## EXERCISE:
Gather up the lines that contain "ihmisten".

## DATA EXTRACT:
====================
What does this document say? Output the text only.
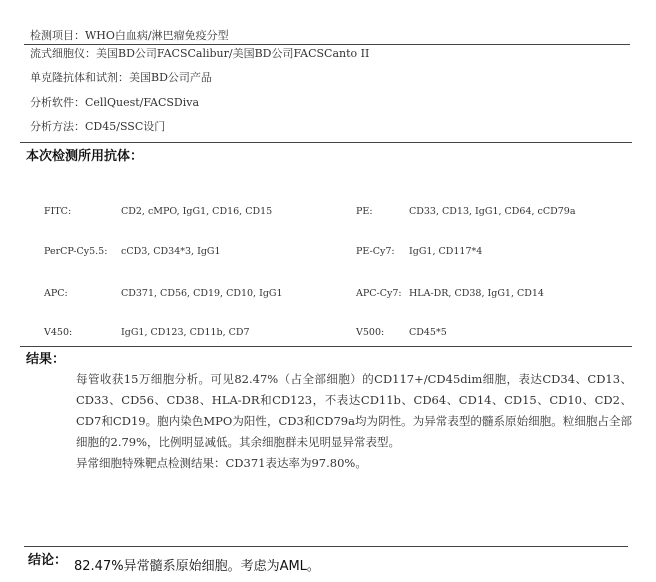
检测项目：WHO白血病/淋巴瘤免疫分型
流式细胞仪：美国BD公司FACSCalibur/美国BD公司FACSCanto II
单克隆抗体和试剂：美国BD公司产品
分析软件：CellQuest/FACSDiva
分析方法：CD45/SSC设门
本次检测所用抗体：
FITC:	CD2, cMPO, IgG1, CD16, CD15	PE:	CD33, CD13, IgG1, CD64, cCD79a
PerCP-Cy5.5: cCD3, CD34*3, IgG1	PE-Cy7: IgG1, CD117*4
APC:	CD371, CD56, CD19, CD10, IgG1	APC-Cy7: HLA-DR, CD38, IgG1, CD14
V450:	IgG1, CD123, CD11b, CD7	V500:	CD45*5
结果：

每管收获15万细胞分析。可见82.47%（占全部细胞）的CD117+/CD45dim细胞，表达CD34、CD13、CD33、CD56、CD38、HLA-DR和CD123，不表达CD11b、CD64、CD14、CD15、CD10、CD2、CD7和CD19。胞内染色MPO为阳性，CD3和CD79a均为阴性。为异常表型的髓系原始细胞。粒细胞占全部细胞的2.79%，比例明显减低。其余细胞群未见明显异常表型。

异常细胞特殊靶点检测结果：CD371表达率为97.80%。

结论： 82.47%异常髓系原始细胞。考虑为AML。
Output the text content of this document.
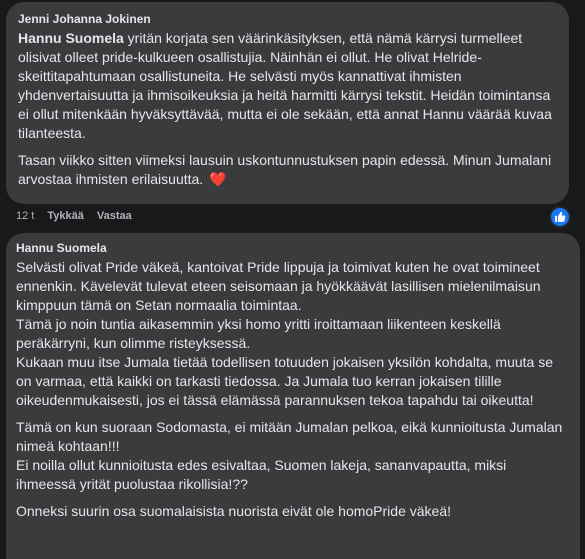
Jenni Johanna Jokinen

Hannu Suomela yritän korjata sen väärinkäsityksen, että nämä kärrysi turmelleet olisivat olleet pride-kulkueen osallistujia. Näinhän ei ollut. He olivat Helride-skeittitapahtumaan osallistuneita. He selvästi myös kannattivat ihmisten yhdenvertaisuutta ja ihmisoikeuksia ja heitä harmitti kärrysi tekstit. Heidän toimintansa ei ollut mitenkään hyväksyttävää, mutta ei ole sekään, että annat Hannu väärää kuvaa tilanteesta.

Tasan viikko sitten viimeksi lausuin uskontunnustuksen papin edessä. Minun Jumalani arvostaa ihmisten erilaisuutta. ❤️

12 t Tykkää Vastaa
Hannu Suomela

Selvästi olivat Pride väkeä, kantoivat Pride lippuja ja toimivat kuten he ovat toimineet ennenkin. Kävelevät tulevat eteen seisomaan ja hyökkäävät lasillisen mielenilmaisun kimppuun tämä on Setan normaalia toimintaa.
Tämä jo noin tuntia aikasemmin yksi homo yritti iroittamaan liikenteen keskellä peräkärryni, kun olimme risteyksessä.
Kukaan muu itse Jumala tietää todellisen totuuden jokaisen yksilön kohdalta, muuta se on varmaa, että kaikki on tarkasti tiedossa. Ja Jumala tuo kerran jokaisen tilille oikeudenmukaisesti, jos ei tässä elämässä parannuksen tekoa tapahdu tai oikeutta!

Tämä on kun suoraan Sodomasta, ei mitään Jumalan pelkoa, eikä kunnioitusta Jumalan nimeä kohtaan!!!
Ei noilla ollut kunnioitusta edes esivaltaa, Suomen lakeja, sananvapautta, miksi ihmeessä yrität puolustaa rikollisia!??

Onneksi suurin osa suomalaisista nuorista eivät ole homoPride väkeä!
====================
## FINAL ANSWER:
Hannu Suomela yritän korjata sen väärinkäsityksen, että nämä kärrysi turmelleet olisivat olleet pride-kulkueen osallistujia. Näinhän ei ollut. He olivat Helride-skeittitapahtumaan osallistuneita. He selvästi myös kannattivat ihmisten yhdenvertaisuutta ja ihmisoikeuksia ja heitä harmitti kärrysi tekstit. Heidän toimintansa ei ollut mitenkään hyväksyttävää, mutta ei ole sekään, että annat Hannu väärää kuvaa tilanteesta.
Tasan viikko sitten viimeksi lausuin uskontunnustuksen papin edessä. Minun Jumalani arvostaa ihmisten erilaisuutta. ❤️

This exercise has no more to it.